• _To be done_
Without skipping anything, write out each record below exactly.

• _Material provided_
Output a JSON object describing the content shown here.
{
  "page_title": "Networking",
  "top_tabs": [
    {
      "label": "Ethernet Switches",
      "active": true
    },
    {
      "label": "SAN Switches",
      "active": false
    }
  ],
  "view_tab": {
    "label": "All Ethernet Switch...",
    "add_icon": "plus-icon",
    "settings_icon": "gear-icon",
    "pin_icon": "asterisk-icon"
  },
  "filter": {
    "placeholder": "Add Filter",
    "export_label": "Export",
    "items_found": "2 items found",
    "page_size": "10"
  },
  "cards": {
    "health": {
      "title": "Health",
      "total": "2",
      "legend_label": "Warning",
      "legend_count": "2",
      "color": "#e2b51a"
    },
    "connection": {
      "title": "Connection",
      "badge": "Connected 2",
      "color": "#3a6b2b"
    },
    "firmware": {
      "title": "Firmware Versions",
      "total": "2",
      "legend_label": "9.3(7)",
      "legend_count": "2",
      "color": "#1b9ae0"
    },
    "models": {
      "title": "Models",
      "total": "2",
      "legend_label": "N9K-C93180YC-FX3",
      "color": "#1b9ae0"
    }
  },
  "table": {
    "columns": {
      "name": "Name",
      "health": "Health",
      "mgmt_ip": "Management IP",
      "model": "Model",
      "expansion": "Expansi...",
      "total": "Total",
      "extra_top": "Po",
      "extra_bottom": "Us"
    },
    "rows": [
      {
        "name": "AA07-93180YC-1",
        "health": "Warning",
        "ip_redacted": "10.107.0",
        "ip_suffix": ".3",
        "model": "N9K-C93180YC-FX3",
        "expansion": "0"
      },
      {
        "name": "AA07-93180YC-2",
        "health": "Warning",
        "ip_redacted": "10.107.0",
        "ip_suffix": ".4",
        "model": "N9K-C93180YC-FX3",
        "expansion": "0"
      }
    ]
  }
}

• _Result for this task_
Output a JSON object describing the content shown here.
{
  "page_title": "Networking",
  "top_tabs": [
    {
      "label": "Ethernet Switches",
      "active": true
    },
    {
      "label": "SAN Switches",
      "active": false
    }
  ],
  "view_tab": {
    "label": "All Ethernet Switch...",
    "add_icon": "plus-icon",
    "settings_icon": "gear-icon",
    "pin_icon": "asterisk-icon"
  },
  "filter": {
    "placeholder": "Add Filter",
    "export_label": "Export",
    "items_found": "2 items found",
    "page_size": "10"
  },
  "cards": {
    "health": {
      "title": "Health",
      "total": "2",
      "legend_label": "Warning",
      "legend_count": "2",
      "color": "#e2b51a"
    },
    "connection": {
      "title": "Connection",
      "badge": "Connected 2",
      "color": "#3a6b2b"
    },
    "firmware": {
      "title": "Firmware Versions",
      "total": "2",
      "legend_label": "9.3(7)",
      "legend_count": "2",
      "color": "#1b9ae0"
    },
    "models": {
      "title": "Models",
      "total": "2",
      "legend_label": "N9K-C93180YC-FX3",
      "color": "#1b9ae0"
    }
  },
  "table": {
    "columns": {
      "name": "Name",
      "health": "Health",
      "mgmt_ip": "Management IP",
      "model": "Model",
      "expansion": "Expansi...",
      "total": "Total",
      "extra_top": "Po",
      "extra_bottom": "Us"
    },
    "rows": [
      {
        "name": "AA07-93180YC-1",
        "health": "Warning",
        "ip_redacted": "10.107.0",
        "ip_suffix": ".3",
        "model": "N9K-C93180YC-FX3",
        "expansion": "0"
      },
      {
        "name": "AA07-93180YC-2",
        "health": "Warning",
        "ip_redacted": "10.107.0",
        "ip_suffix": ".4",
        "model": "N9K-C93180YC-FX3",
        "expansion": "0"
      }
    ]
  }
}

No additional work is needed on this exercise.